Element location listings:
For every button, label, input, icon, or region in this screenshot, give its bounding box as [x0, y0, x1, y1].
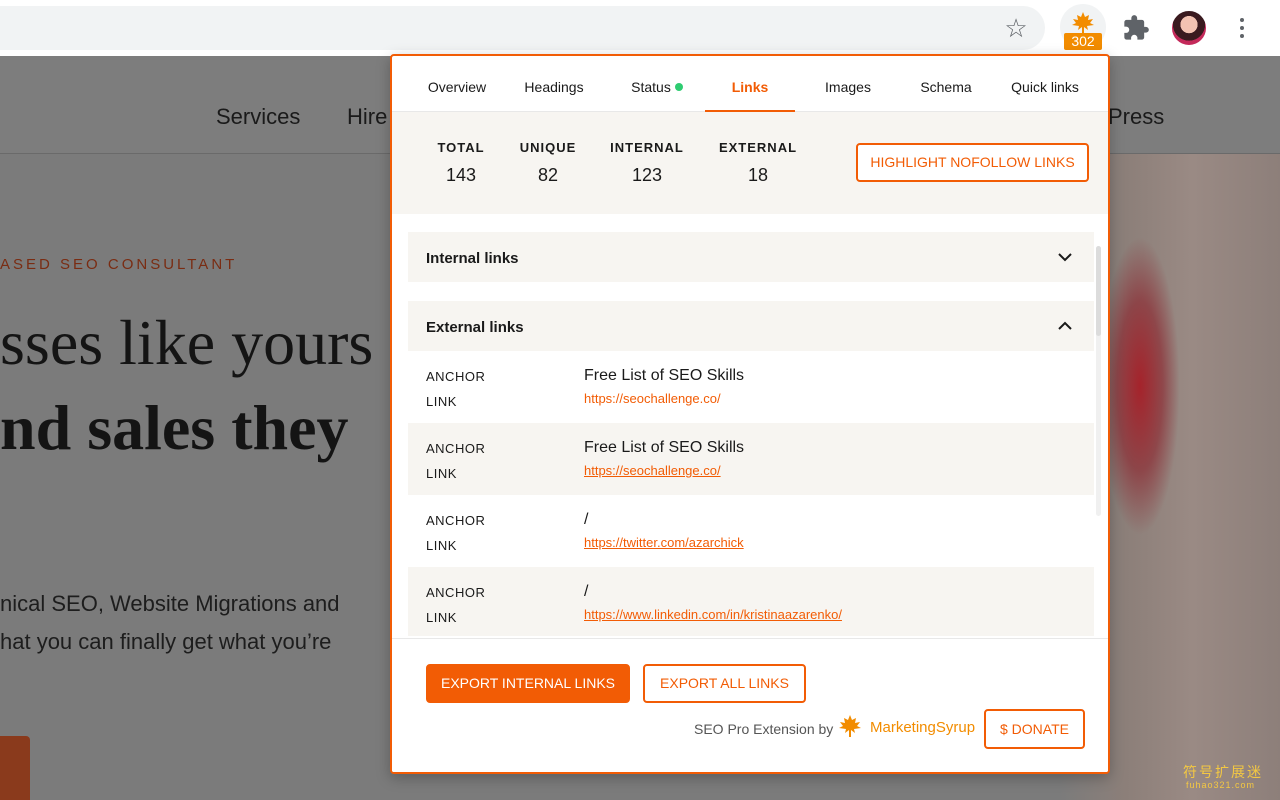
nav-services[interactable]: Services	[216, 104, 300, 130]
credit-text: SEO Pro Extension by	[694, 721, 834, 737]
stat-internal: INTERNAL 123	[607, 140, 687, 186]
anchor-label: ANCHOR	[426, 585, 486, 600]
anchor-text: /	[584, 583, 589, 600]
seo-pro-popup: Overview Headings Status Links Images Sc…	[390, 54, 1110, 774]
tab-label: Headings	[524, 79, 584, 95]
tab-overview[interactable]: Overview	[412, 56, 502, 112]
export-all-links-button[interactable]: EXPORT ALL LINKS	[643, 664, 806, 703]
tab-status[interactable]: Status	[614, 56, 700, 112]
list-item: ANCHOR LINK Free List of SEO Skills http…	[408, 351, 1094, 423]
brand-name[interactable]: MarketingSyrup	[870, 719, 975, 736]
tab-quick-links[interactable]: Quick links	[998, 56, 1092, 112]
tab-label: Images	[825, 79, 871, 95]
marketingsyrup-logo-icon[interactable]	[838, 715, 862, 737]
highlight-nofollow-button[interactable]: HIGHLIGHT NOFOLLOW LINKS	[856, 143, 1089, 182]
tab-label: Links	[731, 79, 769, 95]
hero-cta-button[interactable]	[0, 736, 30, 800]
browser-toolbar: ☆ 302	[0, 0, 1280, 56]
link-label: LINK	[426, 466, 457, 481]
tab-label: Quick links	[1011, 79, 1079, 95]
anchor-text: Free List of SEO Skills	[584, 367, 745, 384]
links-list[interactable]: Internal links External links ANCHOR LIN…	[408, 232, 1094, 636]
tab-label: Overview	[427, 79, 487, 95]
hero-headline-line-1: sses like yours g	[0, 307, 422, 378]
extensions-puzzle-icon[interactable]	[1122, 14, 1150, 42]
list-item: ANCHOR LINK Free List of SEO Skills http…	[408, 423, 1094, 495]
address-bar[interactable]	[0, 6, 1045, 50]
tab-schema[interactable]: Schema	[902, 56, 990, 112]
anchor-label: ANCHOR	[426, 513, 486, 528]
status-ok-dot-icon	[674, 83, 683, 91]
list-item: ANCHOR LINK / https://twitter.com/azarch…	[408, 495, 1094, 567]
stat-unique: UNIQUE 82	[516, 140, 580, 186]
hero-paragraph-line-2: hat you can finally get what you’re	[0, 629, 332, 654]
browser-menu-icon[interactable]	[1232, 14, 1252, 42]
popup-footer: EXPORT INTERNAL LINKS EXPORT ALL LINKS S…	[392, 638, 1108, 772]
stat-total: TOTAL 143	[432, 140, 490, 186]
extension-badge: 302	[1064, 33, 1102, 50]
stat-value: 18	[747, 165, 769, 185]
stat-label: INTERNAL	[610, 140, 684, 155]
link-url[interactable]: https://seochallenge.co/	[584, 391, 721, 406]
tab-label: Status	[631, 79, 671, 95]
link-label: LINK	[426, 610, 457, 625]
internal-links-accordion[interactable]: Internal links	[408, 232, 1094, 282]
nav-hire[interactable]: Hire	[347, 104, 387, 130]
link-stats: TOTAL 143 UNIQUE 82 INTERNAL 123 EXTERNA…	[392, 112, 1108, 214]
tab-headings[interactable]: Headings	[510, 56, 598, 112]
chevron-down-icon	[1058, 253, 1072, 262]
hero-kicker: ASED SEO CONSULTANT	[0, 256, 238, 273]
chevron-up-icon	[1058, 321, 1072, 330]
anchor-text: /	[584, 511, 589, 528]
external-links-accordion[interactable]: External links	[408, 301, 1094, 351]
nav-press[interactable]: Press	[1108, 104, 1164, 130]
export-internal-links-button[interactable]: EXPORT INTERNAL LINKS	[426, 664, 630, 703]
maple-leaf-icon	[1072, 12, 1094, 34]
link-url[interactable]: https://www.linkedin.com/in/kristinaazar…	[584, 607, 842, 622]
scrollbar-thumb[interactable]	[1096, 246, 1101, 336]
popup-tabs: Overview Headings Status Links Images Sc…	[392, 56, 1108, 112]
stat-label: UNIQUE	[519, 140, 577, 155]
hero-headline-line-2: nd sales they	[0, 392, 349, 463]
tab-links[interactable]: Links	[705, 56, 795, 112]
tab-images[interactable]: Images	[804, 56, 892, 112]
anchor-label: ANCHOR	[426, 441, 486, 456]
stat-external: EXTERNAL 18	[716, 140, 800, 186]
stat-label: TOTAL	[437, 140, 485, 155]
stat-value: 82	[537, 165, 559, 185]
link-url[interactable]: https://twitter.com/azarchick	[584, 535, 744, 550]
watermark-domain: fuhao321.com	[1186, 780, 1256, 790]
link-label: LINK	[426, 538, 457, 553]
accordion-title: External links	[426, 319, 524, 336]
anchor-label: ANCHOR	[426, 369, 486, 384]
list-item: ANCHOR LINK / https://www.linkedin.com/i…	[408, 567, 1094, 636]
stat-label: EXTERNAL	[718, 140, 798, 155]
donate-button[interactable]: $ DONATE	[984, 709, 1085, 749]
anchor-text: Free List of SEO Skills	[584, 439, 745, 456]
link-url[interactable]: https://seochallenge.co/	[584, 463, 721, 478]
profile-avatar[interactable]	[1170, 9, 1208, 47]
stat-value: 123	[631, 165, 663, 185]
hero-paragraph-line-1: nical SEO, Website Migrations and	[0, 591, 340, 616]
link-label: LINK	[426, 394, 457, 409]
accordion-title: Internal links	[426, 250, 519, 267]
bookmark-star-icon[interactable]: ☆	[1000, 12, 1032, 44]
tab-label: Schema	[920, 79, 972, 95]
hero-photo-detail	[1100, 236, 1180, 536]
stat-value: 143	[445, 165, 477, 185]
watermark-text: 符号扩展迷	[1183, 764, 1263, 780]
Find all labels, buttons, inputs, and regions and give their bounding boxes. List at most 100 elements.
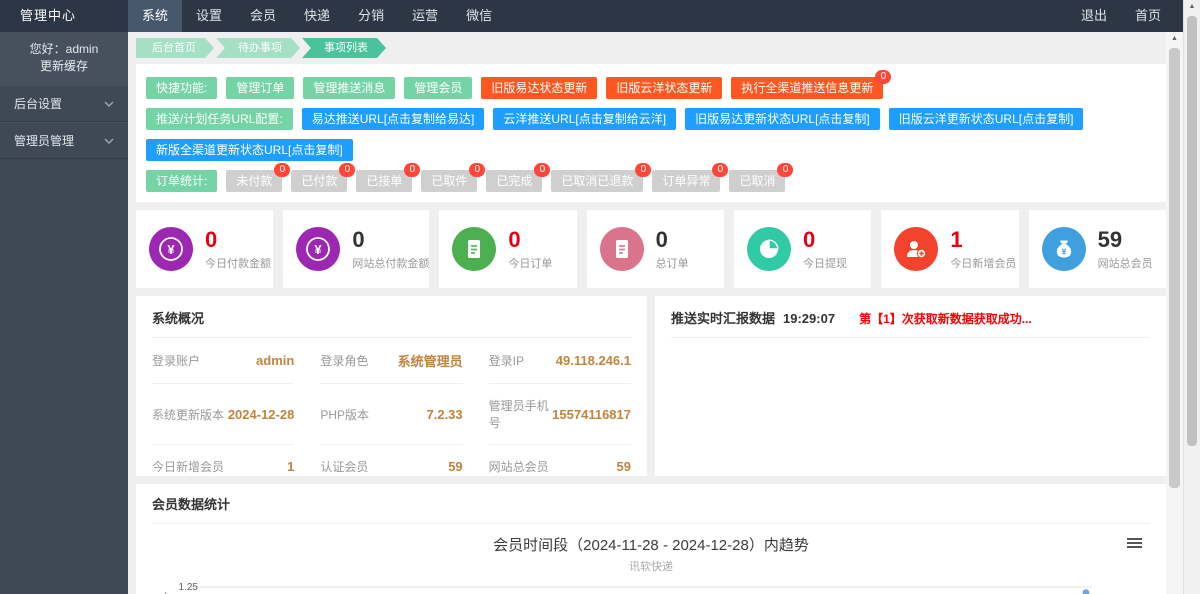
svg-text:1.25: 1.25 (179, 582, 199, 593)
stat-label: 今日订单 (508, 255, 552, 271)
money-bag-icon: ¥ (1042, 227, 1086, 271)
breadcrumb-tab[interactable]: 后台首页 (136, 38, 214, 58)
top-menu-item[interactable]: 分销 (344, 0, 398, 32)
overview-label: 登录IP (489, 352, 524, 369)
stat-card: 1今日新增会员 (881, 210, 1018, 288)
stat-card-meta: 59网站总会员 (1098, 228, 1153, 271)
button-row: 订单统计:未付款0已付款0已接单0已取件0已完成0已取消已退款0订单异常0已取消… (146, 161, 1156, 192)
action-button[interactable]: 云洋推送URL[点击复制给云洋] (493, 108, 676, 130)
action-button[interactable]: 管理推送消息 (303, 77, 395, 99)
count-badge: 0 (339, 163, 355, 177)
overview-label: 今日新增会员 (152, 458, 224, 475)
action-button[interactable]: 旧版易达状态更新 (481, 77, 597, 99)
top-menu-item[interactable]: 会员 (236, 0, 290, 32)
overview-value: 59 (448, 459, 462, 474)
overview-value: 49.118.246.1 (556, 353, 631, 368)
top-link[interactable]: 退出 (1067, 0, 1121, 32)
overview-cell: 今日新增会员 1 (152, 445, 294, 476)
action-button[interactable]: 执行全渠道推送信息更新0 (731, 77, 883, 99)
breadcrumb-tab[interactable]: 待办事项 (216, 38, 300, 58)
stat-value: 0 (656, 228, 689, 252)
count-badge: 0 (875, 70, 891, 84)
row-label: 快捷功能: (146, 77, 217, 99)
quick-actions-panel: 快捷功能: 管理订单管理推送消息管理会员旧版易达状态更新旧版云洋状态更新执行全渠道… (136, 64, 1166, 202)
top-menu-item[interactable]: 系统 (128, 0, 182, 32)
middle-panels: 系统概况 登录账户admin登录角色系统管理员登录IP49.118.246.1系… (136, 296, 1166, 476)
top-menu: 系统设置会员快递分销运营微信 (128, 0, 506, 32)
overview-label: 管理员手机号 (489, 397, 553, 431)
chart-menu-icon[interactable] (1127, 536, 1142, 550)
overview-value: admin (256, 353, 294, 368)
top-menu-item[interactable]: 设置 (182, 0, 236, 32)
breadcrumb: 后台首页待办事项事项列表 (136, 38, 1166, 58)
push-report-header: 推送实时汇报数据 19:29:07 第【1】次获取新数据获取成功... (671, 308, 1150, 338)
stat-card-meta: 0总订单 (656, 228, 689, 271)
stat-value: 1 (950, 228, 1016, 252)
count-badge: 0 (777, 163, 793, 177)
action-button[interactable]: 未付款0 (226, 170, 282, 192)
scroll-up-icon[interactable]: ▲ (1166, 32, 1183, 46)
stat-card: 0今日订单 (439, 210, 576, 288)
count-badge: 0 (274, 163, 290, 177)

What the task requires: Rewrite the stretch of lines from the one containing "104, 300, 130]" through the one containing "56, 700, 112]", replacing "interactable" with "clickable" and keeping everything else the same. Give only those lines.

Correct result:
nav-services[clickable]: Services	[216, 104, 300, 130]
credit-text: SEO Pro Extension by	[694, 721, 834, 737]
stat-internal: INTERNAL 123	[607, 140, 687, 186]
anchor-label: ANCHOR	[426, 585, 486, 600]
anchor-text: /	[584, 583, 589, 600]
seo-pro-popup: Overview Headings Status Links Images Sc…	[390, 54, 1110, 774]
tab-label: Headings	[524, 79, 584, 95]
tab-overview[clickable]: Overview	[412, 56, 502, 112]
export-all-links-button[clickable]: EXPORT ALL LINKS	[643, 664, 806, 703]
tab-status[clickable]: Status	[614, 56, 700, 112]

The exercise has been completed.